**OBJECTIVE:**
Begin at the line containing "What does this" and copy exactly through the last line of the listing, skipping every picture.

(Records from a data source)
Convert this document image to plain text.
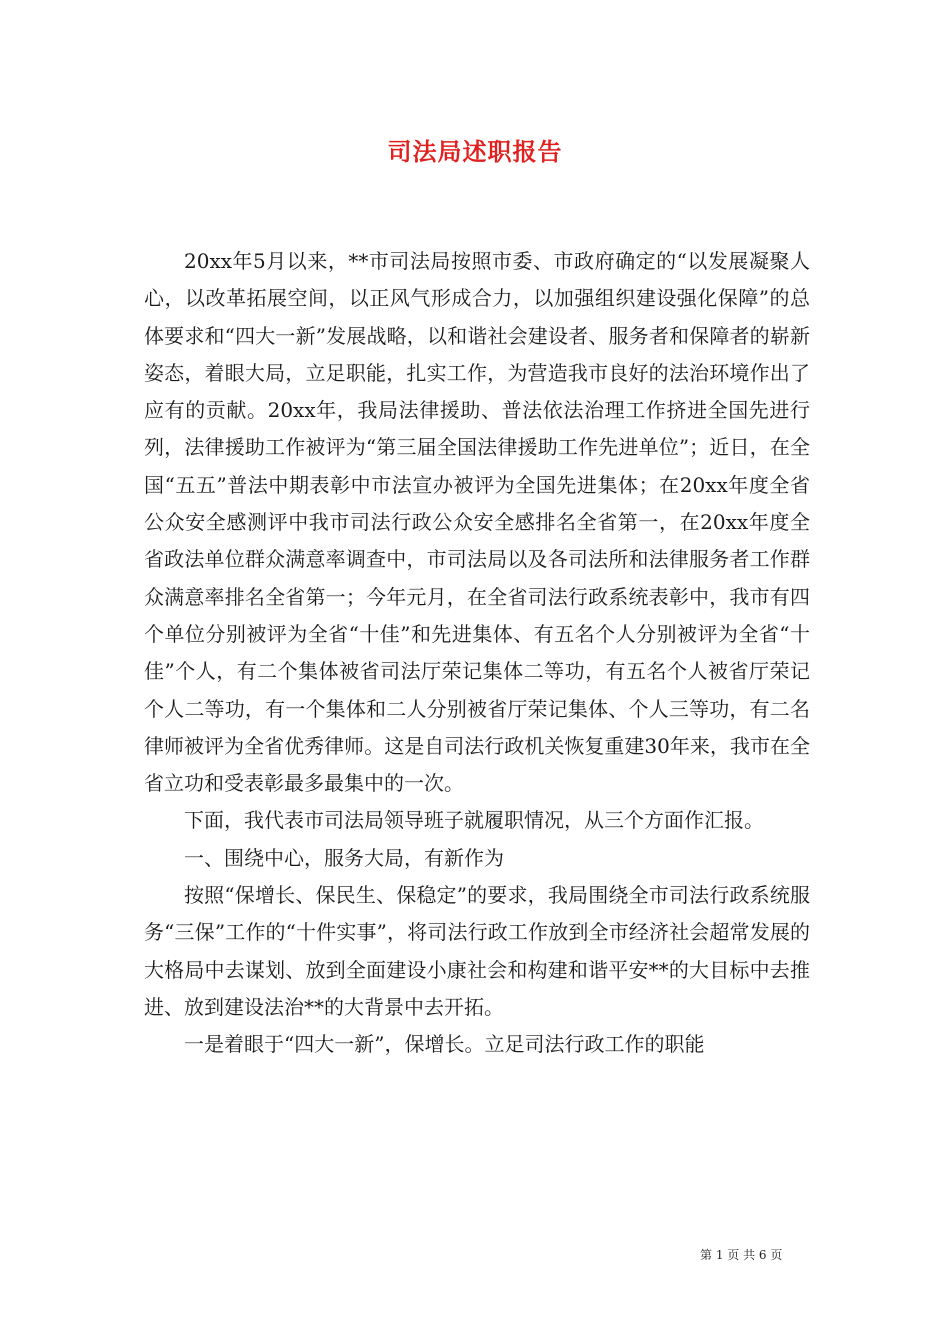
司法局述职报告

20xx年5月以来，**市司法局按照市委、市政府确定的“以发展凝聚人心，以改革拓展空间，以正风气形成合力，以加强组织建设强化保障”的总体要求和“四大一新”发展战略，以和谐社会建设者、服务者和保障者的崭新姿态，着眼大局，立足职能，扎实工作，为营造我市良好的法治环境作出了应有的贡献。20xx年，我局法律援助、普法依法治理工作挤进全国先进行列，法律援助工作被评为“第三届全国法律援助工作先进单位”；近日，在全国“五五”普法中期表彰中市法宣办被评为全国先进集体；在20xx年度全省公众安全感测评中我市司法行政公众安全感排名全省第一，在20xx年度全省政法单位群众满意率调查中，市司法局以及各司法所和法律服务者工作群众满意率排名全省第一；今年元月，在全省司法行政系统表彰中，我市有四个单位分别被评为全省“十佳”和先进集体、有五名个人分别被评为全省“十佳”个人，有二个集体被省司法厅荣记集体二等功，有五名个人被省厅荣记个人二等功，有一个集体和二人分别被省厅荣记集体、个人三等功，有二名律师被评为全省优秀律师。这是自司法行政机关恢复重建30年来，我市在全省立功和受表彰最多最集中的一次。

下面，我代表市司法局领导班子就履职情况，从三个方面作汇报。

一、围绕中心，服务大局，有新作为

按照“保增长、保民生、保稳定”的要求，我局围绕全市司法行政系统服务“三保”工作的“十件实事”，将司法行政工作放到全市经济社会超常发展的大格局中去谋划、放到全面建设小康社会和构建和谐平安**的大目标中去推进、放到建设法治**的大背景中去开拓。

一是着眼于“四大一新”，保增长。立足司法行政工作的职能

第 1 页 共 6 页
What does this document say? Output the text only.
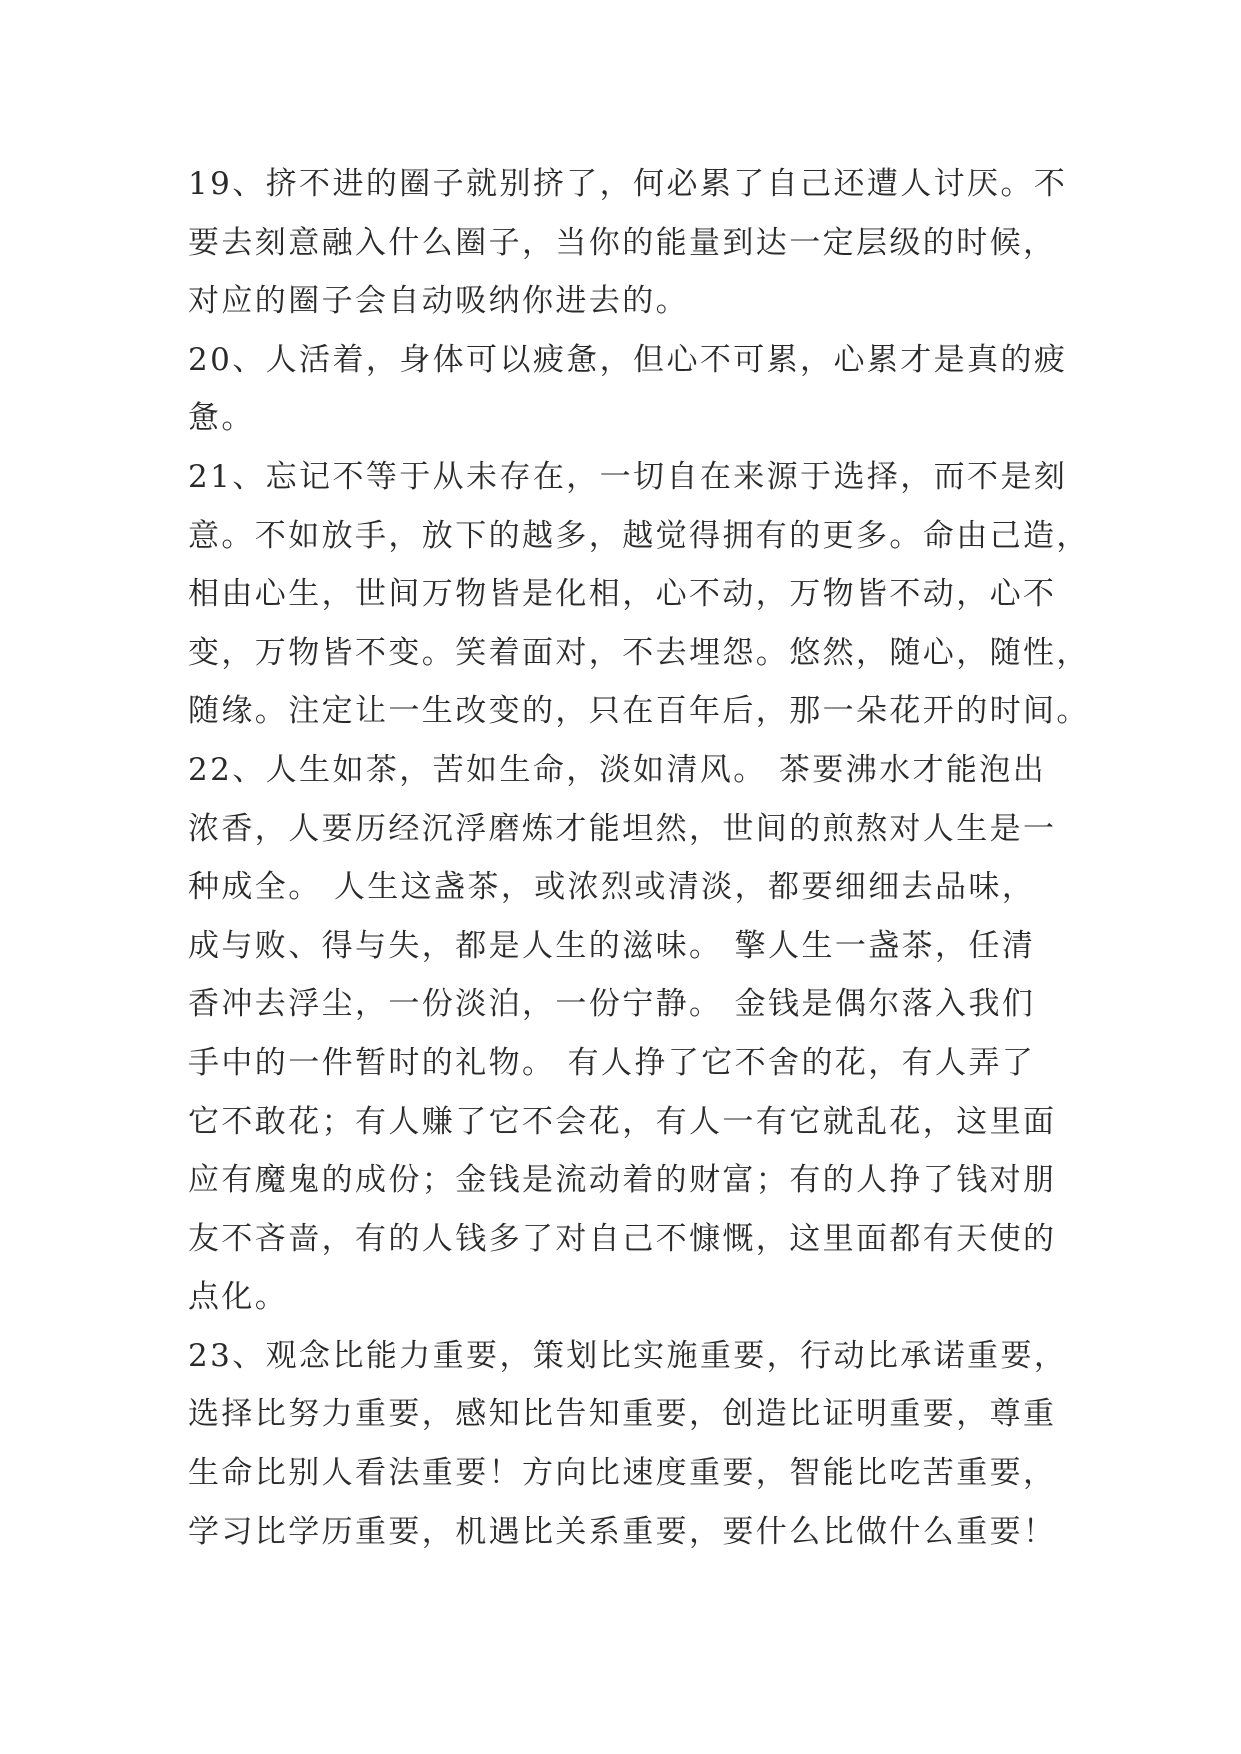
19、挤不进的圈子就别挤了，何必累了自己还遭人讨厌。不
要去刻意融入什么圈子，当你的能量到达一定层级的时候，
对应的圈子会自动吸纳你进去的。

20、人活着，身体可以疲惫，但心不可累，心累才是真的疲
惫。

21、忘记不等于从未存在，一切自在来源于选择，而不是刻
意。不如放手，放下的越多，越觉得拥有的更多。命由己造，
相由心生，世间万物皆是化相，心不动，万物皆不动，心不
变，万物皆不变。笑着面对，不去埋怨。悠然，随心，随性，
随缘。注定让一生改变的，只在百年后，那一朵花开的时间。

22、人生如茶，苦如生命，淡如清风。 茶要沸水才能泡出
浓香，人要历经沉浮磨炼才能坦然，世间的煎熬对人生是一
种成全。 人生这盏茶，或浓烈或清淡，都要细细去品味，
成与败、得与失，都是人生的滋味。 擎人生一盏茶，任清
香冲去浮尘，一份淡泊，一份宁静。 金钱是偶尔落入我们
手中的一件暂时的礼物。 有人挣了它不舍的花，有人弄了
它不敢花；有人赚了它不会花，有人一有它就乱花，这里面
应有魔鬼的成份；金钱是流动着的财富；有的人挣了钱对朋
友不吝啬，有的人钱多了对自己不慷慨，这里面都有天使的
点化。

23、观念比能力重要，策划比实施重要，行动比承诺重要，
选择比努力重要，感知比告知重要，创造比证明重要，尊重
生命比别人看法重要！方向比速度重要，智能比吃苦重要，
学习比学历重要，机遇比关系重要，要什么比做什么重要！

**SOLUTION:**
What does this document say? Output the text only.
19、挤不进的圈子就别挤了，何必累了自己还遭人讨厌。不
要去刻意融入什么圈子，当你的能量到达一定层级的时候，
对应的圈子会自动吸纳你进去的。

20、人活着，身体可以疲惫，但心不可累，心累才是真的疲
惫。

21、忘记不等于从未存在，一切自在来源于选择，而不是刻
意。不如放手，放下的越多，越觉得拥有的更多。命由己造，
相由心生，世间万物皆是化相，心不动，万物皆不动，心不
变，万物皆不变。笑着面对，不去埋怨。悠然，随心，随性，
随缘。注定让一生改变的，只在百年后，那一朵花开的时间。

22、人生如茶，苦如生命，淡如清风。 茶要沸水才能泡出
浓香，人要历经沉浮磨炼才能坦然，世间的煎熬对人生是一
种成全。 人生这盏茶，或浓烈或清淡，都要细细去品味，
成与败、得与失，都是人生的滋味。 擎人生一盏茶，任清
香冲去浮尘，一份淡泊，一份宁静。 金钱是偶尔落入我们
手中的一件暂时的礼物。 有人挣了它不舍的花，有人弄了
它不敢花；有人赚了它不会花，有人一有它就乱花，这里面
应有魔鬼的成份；金钱是流动着的财富；有的人挣了钱对朋
友不吝啬，有的人钱多了对自己不慷慨，这里面都有天使的
点化。

23、观念比能力重要，策划比实施重要，行动比承诺重要，
选择比努力重要，感知比告知重要，创造比证明重要，尊重
生命比别人看法重要！方向比速度重要，智能比吃苦重要，
学习比学历重要，机遇比关系重要，要什么比做什么重要！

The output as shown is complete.